Rows:
[START]
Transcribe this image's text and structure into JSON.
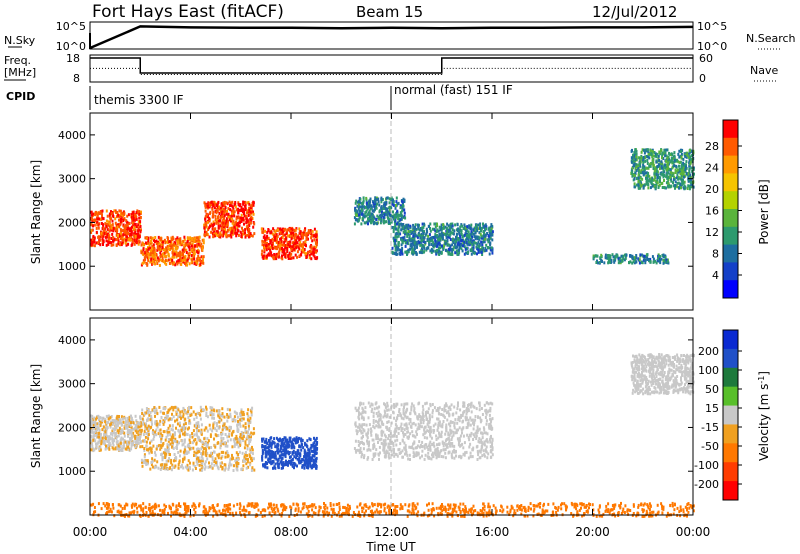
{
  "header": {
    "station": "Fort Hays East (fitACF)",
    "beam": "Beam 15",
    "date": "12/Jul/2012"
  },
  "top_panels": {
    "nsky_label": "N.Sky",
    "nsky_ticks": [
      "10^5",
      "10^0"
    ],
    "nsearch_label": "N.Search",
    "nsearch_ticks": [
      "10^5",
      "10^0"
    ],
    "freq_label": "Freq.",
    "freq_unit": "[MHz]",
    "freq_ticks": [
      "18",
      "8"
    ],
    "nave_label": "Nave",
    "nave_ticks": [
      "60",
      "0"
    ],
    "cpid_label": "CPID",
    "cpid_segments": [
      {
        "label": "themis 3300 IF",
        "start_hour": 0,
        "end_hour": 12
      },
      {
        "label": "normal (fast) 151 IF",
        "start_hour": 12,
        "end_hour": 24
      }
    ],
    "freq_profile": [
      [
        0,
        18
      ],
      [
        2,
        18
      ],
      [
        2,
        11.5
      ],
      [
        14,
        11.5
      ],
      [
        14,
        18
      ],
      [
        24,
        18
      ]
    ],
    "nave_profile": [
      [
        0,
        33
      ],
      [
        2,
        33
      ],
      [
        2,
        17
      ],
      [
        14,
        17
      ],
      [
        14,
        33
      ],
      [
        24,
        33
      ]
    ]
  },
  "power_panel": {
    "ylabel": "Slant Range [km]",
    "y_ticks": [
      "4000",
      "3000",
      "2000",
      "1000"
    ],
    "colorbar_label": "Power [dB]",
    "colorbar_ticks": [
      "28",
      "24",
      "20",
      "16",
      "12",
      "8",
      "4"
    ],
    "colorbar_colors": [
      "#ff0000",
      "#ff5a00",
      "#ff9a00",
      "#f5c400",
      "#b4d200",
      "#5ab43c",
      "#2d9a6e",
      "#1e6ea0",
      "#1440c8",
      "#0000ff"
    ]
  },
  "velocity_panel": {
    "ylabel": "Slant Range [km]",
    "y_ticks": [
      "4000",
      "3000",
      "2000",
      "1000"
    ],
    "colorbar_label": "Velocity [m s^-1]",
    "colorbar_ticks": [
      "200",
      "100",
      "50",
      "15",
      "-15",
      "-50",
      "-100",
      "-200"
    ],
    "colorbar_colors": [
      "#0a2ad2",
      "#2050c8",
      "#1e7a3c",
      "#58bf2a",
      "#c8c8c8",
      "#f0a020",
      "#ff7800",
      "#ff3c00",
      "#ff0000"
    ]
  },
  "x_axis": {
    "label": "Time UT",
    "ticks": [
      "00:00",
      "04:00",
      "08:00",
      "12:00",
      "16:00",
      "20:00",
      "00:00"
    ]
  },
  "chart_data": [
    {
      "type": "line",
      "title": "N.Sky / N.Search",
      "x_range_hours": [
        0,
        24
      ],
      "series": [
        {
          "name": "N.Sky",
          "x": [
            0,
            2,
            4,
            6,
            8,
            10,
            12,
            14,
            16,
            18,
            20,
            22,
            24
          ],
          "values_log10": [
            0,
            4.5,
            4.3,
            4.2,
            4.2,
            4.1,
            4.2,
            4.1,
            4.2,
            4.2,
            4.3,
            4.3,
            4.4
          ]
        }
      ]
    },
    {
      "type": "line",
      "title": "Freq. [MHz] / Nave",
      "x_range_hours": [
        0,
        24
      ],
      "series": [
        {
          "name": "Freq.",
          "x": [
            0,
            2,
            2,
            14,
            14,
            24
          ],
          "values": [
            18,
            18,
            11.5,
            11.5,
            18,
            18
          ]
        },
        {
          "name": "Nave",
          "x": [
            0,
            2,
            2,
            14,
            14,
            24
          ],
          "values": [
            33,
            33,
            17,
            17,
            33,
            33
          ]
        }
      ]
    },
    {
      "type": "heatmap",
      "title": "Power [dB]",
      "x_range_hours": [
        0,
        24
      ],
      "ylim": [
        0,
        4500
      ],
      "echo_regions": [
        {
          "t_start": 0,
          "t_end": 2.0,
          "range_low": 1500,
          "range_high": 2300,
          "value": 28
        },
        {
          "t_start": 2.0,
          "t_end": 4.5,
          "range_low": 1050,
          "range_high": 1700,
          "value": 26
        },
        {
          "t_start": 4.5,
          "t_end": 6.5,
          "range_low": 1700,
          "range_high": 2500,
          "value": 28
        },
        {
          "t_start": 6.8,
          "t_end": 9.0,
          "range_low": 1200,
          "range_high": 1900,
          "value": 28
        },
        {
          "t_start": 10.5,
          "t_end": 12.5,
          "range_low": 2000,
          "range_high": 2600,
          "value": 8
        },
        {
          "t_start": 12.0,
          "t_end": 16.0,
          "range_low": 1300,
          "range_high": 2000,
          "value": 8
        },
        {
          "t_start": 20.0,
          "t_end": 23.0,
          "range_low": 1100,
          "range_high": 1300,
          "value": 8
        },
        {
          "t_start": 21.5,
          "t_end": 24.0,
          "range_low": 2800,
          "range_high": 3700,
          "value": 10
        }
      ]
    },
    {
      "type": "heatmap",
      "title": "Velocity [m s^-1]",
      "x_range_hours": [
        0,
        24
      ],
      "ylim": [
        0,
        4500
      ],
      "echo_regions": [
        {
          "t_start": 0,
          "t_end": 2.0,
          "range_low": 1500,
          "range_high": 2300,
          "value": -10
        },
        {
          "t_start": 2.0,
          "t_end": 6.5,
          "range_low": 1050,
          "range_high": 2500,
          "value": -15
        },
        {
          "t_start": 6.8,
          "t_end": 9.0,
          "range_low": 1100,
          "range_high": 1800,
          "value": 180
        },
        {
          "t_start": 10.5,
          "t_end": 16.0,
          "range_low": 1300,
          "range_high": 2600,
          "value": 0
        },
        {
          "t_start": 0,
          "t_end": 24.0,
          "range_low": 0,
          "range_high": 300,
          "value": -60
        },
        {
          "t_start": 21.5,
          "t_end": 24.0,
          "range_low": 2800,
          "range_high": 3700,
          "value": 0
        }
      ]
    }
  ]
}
[END]
[START]
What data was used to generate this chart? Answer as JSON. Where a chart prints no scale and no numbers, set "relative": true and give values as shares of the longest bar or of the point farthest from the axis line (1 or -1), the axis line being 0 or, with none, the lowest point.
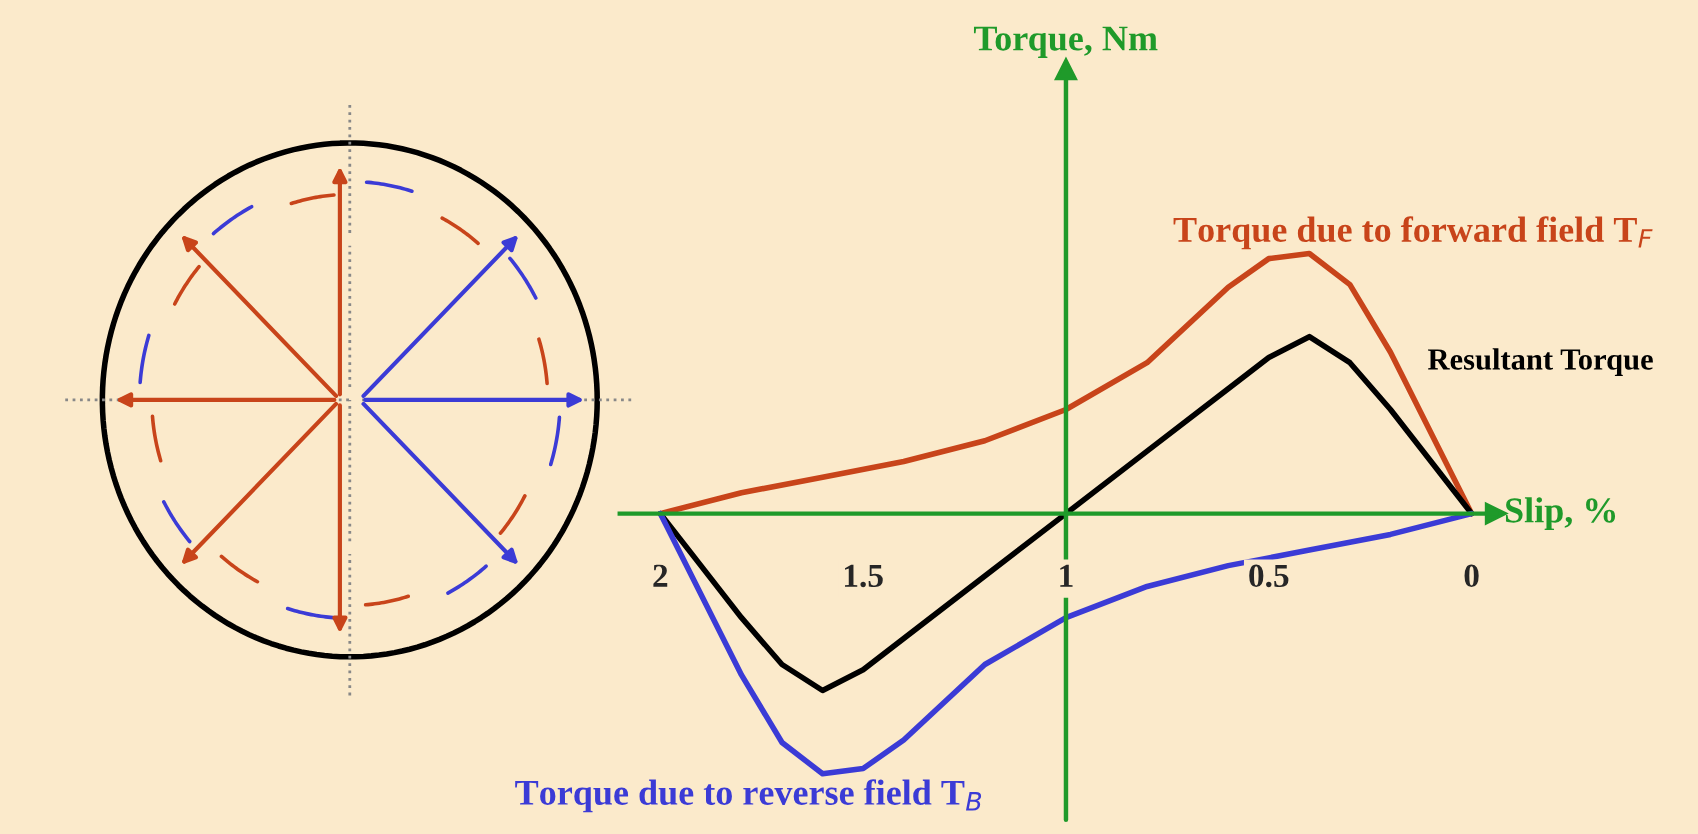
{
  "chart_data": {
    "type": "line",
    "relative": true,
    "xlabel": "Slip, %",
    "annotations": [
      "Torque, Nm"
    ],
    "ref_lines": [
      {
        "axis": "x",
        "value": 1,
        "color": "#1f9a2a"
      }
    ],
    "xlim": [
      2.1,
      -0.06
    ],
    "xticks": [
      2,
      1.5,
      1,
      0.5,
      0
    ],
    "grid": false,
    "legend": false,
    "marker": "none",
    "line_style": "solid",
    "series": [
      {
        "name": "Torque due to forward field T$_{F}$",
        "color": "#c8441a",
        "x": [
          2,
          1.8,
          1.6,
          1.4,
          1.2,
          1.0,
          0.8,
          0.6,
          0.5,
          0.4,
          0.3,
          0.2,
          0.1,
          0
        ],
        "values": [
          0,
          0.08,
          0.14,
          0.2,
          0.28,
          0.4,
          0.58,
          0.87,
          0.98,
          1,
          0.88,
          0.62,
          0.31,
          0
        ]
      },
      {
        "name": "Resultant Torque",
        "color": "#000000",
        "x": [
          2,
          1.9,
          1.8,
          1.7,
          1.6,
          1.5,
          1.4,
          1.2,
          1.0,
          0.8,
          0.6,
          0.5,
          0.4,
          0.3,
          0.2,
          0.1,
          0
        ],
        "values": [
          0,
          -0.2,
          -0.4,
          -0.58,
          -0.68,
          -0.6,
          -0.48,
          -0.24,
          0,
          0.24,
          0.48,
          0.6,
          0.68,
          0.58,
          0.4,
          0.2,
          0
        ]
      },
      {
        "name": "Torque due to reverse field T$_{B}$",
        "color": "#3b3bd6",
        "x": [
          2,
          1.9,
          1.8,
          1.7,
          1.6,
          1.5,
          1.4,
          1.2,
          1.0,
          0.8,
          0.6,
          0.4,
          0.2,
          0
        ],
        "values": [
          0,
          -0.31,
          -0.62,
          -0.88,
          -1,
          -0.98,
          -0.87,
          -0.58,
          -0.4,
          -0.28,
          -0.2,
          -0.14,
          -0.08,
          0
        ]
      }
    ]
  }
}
[END]
Problem description: Copy each line in the data that holds the word "field".

Worked solution:
        "name": "Torque due to forward field T$_{F}$",
        "name": "Torque due to reverse field T$_{B}$",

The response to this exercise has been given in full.